Instruction: From the listing that follows, extract every line and set it down unaltered.

>> begin

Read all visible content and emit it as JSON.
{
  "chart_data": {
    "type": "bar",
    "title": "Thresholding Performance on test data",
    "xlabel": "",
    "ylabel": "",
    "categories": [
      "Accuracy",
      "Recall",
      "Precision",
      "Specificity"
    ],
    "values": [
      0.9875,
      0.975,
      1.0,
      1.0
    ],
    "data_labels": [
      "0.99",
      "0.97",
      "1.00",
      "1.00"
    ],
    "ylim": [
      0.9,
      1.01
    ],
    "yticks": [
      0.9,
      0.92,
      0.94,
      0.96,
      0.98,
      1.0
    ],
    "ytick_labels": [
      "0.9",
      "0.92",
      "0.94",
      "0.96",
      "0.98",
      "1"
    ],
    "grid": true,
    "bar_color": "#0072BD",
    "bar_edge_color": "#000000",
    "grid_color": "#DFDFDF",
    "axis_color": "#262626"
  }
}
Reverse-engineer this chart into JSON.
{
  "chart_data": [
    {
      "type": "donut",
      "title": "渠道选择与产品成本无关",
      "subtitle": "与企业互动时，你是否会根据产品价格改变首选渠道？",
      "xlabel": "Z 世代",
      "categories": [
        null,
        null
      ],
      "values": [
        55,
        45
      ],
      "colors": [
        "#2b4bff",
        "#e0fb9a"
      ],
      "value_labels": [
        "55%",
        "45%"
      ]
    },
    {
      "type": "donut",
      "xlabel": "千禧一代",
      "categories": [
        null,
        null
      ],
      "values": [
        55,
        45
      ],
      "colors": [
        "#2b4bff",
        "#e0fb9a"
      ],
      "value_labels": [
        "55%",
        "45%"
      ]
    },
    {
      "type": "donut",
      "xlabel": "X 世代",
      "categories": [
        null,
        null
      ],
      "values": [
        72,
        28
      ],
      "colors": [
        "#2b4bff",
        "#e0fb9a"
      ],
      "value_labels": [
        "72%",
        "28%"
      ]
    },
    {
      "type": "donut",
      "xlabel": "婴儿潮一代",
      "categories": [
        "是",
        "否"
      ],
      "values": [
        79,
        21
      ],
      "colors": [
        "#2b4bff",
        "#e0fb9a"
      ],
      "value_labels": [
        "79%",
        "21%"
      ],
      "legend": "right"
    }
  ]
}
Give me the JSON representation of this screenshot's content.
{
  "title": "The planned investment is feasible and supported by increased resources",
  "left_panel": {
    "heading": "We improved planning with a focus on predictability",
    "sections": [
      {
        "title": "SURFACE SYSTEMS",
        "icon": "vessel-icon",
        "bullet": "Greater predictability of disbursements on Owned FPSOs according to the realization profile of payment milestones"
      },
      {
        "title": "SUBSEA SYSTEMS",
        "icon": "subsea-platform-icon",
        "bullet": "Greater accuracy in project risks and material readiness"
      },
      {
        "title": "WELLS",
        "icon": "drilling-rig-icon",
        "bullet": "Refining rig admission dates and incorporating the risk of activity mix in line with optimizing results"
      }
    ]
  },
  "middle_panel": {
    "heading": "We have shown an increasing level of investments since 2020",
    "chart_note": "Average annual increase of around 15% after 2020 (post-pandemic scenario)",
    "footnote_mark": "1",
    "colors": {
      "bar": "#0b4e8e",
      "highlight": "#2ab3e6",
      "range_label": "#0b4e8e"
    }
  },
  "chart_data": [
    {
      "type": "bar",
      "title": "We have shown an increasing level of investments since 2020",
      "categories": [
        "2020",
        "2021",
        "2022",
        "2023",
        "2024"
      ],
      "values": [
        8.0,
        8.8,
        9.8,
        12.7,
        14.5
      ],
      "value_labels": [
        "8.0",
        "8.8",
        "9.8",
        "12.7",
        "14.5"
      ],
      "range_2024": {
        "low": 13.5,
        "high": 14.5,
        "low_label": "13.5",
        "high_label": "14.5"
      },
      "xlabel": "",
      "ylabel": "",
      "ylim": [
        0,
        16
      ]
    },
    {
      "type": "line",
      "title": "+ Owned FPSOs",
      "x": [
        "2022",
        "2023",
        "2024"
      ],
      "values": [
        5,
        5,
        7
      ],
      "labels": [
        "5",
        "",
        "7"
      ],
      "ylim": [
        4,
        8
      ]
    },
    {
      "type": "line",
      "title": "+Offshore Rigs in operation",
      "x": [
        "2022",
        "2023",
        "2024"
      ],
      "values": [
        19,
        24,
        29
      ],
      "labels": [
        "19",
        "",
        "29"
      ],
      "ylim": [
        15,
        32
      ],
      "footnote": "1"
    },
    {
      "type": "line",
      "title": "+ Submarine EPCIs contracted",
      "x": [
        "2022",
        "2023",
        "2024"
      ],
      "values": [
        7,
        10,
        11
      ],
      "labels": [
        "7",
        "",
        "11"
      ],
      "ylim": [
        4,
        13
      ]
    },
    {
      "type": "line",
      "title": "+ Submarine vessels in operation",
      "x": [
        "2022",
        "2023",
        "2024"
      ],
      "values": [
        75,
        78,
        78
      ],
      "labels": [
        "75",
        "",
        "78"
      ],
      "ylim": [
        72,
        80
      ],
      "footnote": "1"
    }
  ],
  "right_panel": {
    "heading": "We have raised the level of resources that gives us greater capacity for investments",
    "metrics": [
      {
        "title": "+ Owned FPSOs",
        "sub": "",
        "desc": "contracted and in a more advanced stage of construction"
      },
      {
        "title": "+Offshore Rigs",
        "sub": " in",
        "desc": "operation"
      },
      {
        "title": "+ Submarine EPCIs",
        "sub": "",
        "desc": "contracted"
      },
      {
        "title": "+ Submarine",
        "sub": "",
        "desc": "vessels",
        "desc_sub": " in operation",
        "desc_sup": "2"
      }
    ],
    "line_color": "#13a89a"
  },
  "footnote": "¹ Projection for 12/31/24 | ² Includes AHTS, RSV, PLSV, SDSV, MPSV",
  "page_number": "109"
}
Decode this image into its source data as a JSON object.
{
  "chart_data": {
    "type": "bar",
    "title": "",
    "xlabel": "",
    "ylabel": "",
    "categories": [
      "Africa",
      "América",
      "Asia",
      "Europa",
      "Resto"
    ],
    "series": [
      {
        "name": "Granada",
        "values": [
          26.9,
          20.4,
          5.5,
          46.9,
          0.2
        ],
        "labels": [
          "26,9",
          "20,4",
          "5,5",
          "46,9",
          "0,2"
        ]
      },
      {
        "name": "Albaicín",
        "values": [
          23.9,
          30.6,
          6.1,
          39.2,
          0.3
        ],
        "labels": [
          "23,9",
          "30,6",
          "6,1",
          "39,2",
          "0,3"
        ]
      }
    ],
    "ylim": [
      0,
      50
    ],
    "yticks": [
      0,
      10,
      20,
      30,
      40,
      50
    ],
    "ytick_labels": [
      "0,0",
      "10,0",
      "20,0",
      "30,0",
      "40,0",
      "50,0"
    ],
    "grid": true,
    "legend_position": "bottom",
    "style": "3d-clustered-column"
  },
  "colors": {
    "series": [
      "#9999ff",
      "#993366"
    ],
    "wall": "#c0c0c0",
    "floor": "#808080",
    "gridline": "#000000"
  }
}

>> end

Answer for the task:
Read all visible content and emit it as JSON.
{
  "chart_data": {
    "type": "bar",
    "title": "Thresholding Performance on test data",
    "xlabel": "",
    "ylabel": "",
    "categories": [
      "Accuracy",
      "Recall",
      "Precision",
      "Specificity"
    ],
    "values": [
      0.9875,
      0.975,
      1.0,
      1.0
    ],
    "data_labels": [
      "0.99",
      "0.97",
      "1.00",
      "1.00"
    ],
    "ylim": [
      0.9,
      1.01
    ],
    "yticks": [
      0.9,
      0.92,
      0.94,
      0.96,
      0.98,
      1.0
    ],
    "ytick_labels": [
      "0.9",
      "0.92",
      "0.94",
      "0.96",
      "0.98",
      "1"
    ],
    "grid": true,
    "bar_color": "#0072BD",
    "bar_edge_color": "#000000",
    "grid_color": "#DFDFDF",
    "axis_color": "#262626"
  }
}
Reverse-engineer this chart into JSON.
{
  "chart_data": [
    {
      "type": "donut",
      "title": "渠道选择与产品成本无关",
      "subtitle": "与企业互动时，你是否会根据产品价格改变首选渠道？",
      "xlabel": "Z 世代",
      "categories": [
        null,
        null
      ],
      "values": [
        55,
        45
      ],
      "colors": [
        "#2b4bff",
        "#e0fb9a"
      ],
      "value_labels": [
        "55%",
        "45%"
      ]
    },
    {
      "type": "donut",
      "xlabel": "千禧一代",
      "categories": [
        null,
        null
      ],
      "values": [
        55,
        45
      ],
      "colors": [
        "#2b4bff",
        "#e0fb9a"
      ],
      "value_labels": [
        "55%",
        "45%"
      ]
    },
    {
      "type": "donut",
      "xlabel": "X 世代",
      "categories": [
        null,
        null
      ],
      "values": [
        72,
        28
      ],
      "colors": [
        "#2b4bff",
        "#e0fb9a"
      ],
      "value_labels": [
        "72%",
        "28%"
      ]
    },
    {
      "type": "donut",
      "xlabel": "婴儿潮一代",
      "categories": [
        "是",
        "否"
      ],
      "values": [
        79,
        21
      ],
      "colors": [
        "#2b4bff",
        "#e0fb9a"
      ],
      "value_labels": [
        "79%",
        "21%"
      ],
      "legend": "right"
    }
  ]
}
Give me the JSON representation of this screenshot's content.
{
  "title": "The planned investment is feasible and supported by increased resources",
  "left_panel": {
    "heading": "We improved planning with a focus on predictability",
    "sections": [
      {
        "title": "SURFACE SYSTEMS",
        "icon": "vessel-icon",
        "bullet": "Greater predictability of disbursements on Owned FPSOs according to the realization profile of payment milestones"
      },
      {
        "title": "SUBSEA SYSTEMS",
        "icon": "subsea-platform-icon",
        "bullet": "Greater accuracy in project risks and material readiness"
      },
      {
        "title": "WELLS",
        "icon": "drilling-rig-icon",
        "bullet": "Refining rig admission dates and incorporating the risk of activity mix in line with optimizing results"
      }
    ]
  },
  "middle_panel": {
    "heading": "We have shown an increasing level of investments since 2020",
    "chart_note": "Average annual increase of around 15% after 2020 (post-pandemic scenario)",
    "footnote_mark": "1",
    "colors": {
      "bar": "#0b4e8e",
      "highlight": "#2ab3e6",
      "range_label": "#0b4e8e"
    }
  },
  "chart_data": [
    {
      "type": "bar",
      "title": "We have shown an increasing level of investments since 2020",
      "categories": [
        "2020",
        "2021",
        "2022",
        "2023",
        "2024"
      ],
      "values": [
        8.0,
        8.8,
        9.8,
        12.7,
        14.5
      ],
      "value_labels": [
        "8.0",
        "8.8",
        "9.8",
        "12.7",
        "14.5"
      ],
      "range_2024": {
        "low": 13.5,
        "high": 14.5,
        "low_label": "13.5",
        "high_label": "14.5"
      },
      "xlabel": "",
      "ylabel": "",
      "ylim": [
        0,
        16
      ]
    },
    {
      "type": "line",
      "title": "+ Owned FPSOs",
      "x": [
        "2022",
        "2023",
        "2024"
      ],
      "values": [
        5,
        5,
        7
      ],
      "labels": [
        "5",
        "",
        "7"
      ],
      "ylim": [
        4,
        8
      ]
    },
    {
      "type": "line",
      "title": "+Offshore Rigs in operation",
      "x": [
        "2022",
        "2023",
        "2024"
      ],
      "values": [
        19,
        24,
        29
      ],
      "labels": [
        "19",
        "",
        "29"
      ],
      "ylim": [
        15,
        32
      ],
      "footnote": "1"
    },
    {
      "type": "line",
      "title": "+ Submarine EPCIs contracted",
      "x": [
        "2022",
        "2023",
        "2024"
      ],
      "values": [
        7,
        10,
        11
      ],
      "labels": [
        "7",
        "",
        "11"
      ],
      "ylim": [
        4,
        13
      ]
    },
    {
      "type": "line",
      "title": "+ Submarine vessels in operation",
      "x": [
        "2022",
        "2023",
        "2024"
      ],
      "values": [
        75,
        78,
        78
      ],
      "labels": [
        "75",
        "",
        "78"
      ],
      "ylim": [
        72,
        80
      ],
      "footnote": "1"
    }
  ],
  "right_panel": {
    "heading": "We have raised the level of resources that gives us greater capacity for investments",
    "metrics": [
      {
        "title": "+ Owned FPSOs",
        "sub": "",
        "desc": "contracted and in a more advanced stage of construction"
      },
      {
        "title": "+Offshore Rigs",
        "sub": " in",
        "desc": "operation"
      },
      {
        "title": "+ Submarine EPCIs",
        "sub": "",
        "desc": "contracted"
      },
      {
        "title": "+ Submarine",
        "sub": "",
        "desc": "vessels",
        "desc_sub": " in operation",
        "desc_sup": "2"
      }
    ],
    "line_color": "#13a89a"
  },
  "footnote": "¹ Projection for 12/31/24 | ² Includes AHTS, RSV, PLSV, SDSV, MPSV",
  "page_number": "109"
}
Decode this image into its source data as a JSON object.
{
  "chart_data": {
    "type": "bar",
    "title": "",
    "xlabel": "",
    "ylabel": "",
    "categories": [
      "Africa",
      "América",
      "Asia",
      "Europa",
      "Resto"
    ],
    "series": [
      {
        "name": "Granada",
        "values": [
          26.9,
          20.4,
          5.5,
          46.9,
          0.2
        ],
        "labels": [
          "26,9",
          "20,4",
          "5,5",
          "46,9",
          "0,2"
        ]
      },
      {
        "name": "Albaicín",
        "values": [
          23.9,
          30.6,
          6.1,
          39.2,
          0.3
        ],
        "labels": [
          "23,9",
          "30,6",
          "6,1",
          "39,2",
          "0,3"
        ]
      }
    ],
    "ylim": [
      0,
      50
    ],
    "yticks": [
      0,
      10,
      20,
      30,
      40,
      50
    ],
    "ytick_labels": [
      "0,0",
      "10,0",
      "20,0",
      "30,0",
      "40,0",
      "50,0"
    ],
    "grid": true,
    "legend_position": "bottom",
    "style": "3d-clustered-column"
  },
  "colors": {
    "series": [
      "#9999ff",
      "#993366"
    ],
    "wall": "#c0c0c0",
    "floor": "#808080",
    "gridline": "#000000"
  }
}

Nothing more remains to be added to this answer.